Entries from a dataset:
· · · · ·

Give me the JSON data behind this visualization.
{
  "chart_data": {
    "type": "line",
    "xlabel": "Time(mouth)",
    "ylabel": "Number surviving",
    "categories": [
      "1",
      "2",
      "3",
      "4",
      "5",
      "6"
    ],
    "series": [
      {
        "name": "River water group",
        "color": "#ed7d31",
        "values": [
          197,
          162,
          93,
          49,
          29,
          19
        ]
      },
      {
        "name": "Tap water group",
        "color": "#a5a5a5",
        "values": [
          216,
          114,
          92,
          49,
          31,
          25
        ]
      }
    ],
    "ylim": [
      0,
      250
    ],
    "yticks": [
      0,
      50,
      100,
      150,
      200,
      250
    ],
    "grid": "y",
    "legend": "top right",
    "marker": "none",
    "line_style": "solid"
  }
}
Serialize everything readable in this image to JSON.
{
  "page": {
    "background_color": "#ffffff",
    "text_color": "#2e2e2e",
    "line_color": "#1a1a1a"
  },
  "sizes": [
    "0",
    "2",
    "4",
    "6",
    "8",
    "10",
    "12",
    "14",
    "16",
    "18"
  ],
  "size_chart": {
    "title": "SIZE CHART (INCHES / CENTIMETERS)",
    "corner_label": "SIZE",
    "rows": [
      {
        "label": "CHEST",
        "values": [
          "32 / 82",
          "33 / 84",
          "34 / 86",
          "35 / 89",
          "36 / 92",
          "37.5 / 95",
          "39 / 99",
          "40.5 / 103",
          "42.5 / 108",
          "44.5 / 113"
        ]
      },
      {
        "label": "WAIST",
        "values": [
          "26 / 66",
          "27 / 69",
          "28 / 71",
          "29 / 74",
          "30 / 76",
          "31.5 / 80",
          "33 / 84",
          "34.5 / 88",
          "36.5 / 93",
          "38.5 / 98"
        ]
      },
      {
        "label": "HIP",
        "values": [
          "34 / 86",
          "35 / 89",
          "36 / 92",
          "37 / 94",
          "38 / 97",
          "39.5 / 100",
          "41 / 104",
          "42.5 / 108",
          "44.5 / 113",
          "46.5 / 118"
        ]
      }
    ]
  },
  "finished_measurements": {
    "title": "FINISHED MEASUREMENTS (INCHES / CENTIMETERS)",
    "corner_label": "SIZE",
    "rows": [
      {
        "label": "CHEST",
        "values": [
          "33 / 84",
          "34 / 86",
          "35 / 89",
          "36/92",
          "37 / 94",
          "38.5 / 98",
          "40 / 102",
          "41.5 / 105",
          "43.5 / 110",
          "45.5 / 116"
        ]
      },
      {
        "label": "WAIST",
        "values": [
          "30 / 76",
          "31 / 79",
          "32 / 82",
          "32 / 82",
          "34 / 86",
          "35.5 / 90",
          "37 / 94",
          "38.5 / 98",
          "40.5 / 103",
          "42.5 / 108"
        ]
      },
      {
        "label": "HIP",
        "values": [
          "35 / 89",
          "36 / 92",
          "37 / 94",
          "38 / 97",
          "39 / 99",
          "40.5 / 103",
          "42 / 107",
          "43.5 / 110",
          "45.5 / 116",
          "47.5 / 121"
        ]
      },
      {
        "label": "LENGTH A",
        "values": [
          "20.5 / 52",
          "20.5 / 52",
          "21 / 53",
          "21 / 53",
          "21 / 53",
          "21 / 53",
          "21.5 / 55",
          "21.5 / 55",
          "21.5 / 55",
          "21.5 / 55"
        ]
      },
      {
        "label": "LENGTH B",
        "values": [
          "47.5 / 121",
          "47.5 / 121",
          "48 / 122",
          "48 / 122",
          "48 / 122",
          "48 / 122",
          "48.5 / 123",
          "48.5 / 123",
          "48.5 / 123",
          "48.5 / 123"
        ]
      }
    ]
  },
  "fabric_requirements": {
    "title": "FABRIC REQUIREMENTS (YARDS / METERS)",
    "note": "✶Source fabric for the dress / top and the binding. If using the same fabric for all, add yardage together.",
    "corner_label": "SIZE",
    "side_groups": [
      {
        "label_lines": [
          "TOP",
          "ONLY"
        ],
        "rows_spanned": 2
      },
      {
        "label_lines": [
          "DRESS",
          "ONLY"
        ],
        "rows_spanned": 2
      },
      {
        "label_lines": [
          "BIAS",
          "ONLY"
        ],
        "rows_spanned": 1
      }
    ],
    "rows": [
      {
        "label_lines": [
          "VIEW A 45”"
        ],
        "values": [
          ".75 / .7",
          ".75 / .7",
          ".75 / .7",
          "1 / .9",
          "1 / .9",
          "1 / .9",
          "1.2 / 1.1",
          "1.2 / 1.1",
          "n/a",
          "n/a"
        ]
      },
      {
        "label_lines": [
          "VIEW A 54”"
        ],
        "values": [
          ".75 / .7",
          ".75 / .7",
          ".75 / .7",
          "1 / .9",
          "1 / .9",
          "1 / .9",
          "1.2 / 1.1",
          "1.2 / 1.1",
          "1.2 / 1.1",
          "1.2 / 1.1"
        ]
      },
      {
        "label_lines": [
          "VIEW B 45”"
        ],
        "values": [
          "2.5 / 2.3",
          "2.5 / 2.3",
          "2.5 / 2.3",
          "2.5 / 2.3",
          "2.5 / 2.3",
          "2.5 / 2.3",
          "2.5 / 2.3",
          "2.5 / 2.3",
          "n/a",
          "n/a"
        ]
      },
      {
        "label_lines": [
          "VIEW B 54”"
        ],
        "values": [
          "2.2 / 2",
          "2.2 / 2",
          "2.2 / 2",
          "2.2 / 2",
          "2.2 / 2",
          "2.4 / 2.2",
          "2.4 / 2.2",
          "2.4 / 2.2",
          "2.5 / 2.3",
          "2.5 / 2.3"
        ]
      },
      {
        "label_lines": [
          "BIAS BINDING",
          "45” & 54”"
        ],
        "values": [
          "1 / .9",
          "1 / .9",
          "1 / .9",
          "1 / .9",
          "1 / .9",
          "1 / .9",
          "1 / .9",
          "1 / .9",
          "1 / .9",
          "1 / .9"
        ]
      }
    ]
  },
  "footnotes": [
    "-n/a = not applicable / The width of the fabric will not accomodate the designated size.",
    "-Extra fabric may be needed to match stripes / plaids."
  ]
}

· · · · ·

▶ **Problem details**: Extract the complete set of records unchanged.

▶ **Result of this task**:
Give me the JSON data behind this visualization.
{
  "chart_data": {
    "type": "line",
    "xlabel": "Time(mouth)",
    "ylabel": "Number surviving",
    "categories": [
      "1",
      "2",
      "3",
      "4",
      "5",
      "6"
    ],
    "series": [
      {
        "name": "River water group",
        "color": "#ed7d31",
        "values": [
          197,
          162,
          93,
          49,
          29,
          19
        ]
      },
      {
        "name": "Tap water group",
        "color": "#a5a5a5",
        "values": [
          216,
          114,
          92,
          49,
          31,
          25
        ]
      }
    ],
    "ylim": [
      0,
      250
    ],
    "yticks": [
      0,
      50,
      100,
      150,
      200,
      250
    ],
    "grid": "y",
    "legend": "top right",
    "marker": "none",
    "line_style": "solid"
  }
}
Serialize everything readable in this image to JSON.
{
  "page": {
    "background_color": "#ffffff",
    "text_color": "#2e2e2e",
    "line_color": "#1a1a1a"
  },
  "sizes": [
    "0",
    "2",
    "4",
    "6",
    "8",
    "10",
    "12",
    "14",
    "16",
    "18"
  ],
  "size_chart": {
    "title": "SIZE CHART (INCHES / CENTIMETERS)",
    "corner_label": "SIZE",
    "rows": [
      {
        "label": "CHEST",
        "values": [
          "32 / 82",
          "33 / 84",
          "34 / 86",
          "35 / 89",
          "36 / 92",
          "37.5 / 95",
          "39 / 99",
          "40.5 / 103",
          "42.5 / 108",
          "44.5 / 113"
        ]
      },
      {
        "label": "WAIST",
        "values": [
          "26 / 66",
          "27 / 69",
          "28 / 71",
          "29 / 74",
          "30 / 76",
          "31.5 / 80",
          "33 / 84",
          "34.5 / 88",
          "36.5 / 93",
          "38.5 / 98"
        ]
      },
      {
        "label": "HIP",
        "values": [
          "34 / 86",
          "35 / 89",
          "36 / 92",
          "37 / 94",
          "38 / 97",
          "39.5 / 100",
          "41 / 104",
          "42.5 / 108",
          "44.5 / 113",
          "46.5 / 118"
        ]
      }
    ]
  },
  "finished_measurements": {
    "title": "FINISHED MEASUREMENTS (INCHES / CENTIMETERS)",
    "corner_label": "SIZE",
    "rows": [
      {
        "label": "CHEST",
        "values": [
          "33 / 84",
          "34 / 86",
          "35 / 89",
          "36/92",
          "37 / 94",
          "38.5 / 98",
          "40 / 102",
          "41.5 / 105",
          "43.5 / 110",
          "45.5 / 116"
        ]
      },
      {
        "label": "WAIST",
        "values": [
          "30 / 76",
          "31 / 79",
          "32 / 82",
          "32 / 82",
          "34 / 86",
          "35.5 / 90",
          "37 / 94",
          "38.5 / 98",
          "40.5 / 103",
          "42.5 / 108"
        ]
      },
      {
        "label": "HIP",
        "values": [
          "35 / 89",
          "36 / 92",
          "37 / 94",
          "38 / 97",
          "39 / 99",
          "40.5 / 103",
          "42 / 107",
          "43.5 / 110",
          "45.5 / 116",
          "47.5 / 121"
        ]
      },
      {
        "label": "LENGTH A",
        "values": [
          "20.5 / 52",
          "20.5 / 52",
          "21 / 53",
          "21 / 53",
          "21 / 53",
          "21 / 53",
          "21.5 / 55",
          "21.5 / 55",
          "21.5 / 55",
          "21.5 / 55"
        ]
      },
      {
        "label": "LENGTH B",
        "values": [
          "47.5 / 121",
          "47.5 / 121",
          "48 / 122",
          "48 / 122",
          "48 / 122",
          "48 / 122",
          "48.5 / 123",
          "48.5 / 123",
          "48.5 / 123",
          "48.5 / 123"
        ]
      }
    ]
  },
  "fabric_requirements": {
    "title": "FABRIC REQUIREMENTS (YARDS / METERS)",
    "note": "✶Source fabric for the dress / top and the binding. If using the same fabric for all, add yardage together.",
    "corner_label": "SIZE",
    "side_groups": [
      {
        "label_lines": [
          "TOP",
          "ONLY"
        ],
        "rows_spanned": 2
      },
      {
        "label_lines": [
          "DRESS",
          "ONLY"
        ],
        "rows_spanned": 2
      },
      {
        "label_lines": [
          "BIAS",
          "ONLY"
        ],
        "rows_spanned": 1
      }
    ],
    "rows": [
      {
        "label_lines": [
          "VIEW A 45”"
        ],
        "values": [
          ".75 / .7",
          ".75 / .7",
          ".75 / .7",
          "1 / .9",
          "1 / .9",
          "1 / .9",
          "1.2 / 1.1",
          "1.2 / 1.1",
          "n/a",
          "n/a"
        ]
      },
      {
        "label_lines": [
          "VIEW A 54”"
        ],
        "values": [
          ".75 / .7",
          ".75 / .7",
          ".75 / .7",
          "1 / .9",
          "1 / .9",
          "1 / .9",
          "1.2 / 1.1",
          "1.2 / 1.1",
          "1.2 / 1.1",
          "1.2 / 1.1"
        ]
      },
      {
        "label_lines": [
          "VIEW B 45”"
        ],
        "values": [
          "2.5 / 2.3",
          "2.5 / 2.3",
          "2.5 / 2.3",
          "2.5 / 2.3",
          "2.5 / 2.3",
          "2.5 / 2.3",
          "2.5 / 2.3",
          "2.5 / 2.3",
          "n/a",
          "n/a"
        ]
      },
      {
        "label_lines": [
          "VIEW B 54”"
        ],
        "values": [
          "2.2 / 2",
          "2.2 / 2",
          "2.2 / 2",
          "2.2 / 2",
          "2.2 / 2",
          "2.4 / 2.2",
          "2.4 / 2.2",
          "2.4 / 2.2",
          "2.5 / 2.3",
          "2.5 / 2.3"
        ]
      },
      {
        "label_lines": [
          "BIAS BINDING",
          "45” & 54”"
        ],
        "values": [
          "1 / .9",
          "1 / .9",
          "1 / .9",
          "1 / .9",
          "1 / .9",
          "1 / .9",
          "1 / .9",
          "1 / .9",
          "1 / .9",
          "1 / .9"
        ]
      }
    ]
  },
  "footnotes": [
    "-n/a = not applicable / The width of the fabric will not accomodate the designated size.",
    "-Extra fabric may be needed to match stripes / plaids."
  ]
}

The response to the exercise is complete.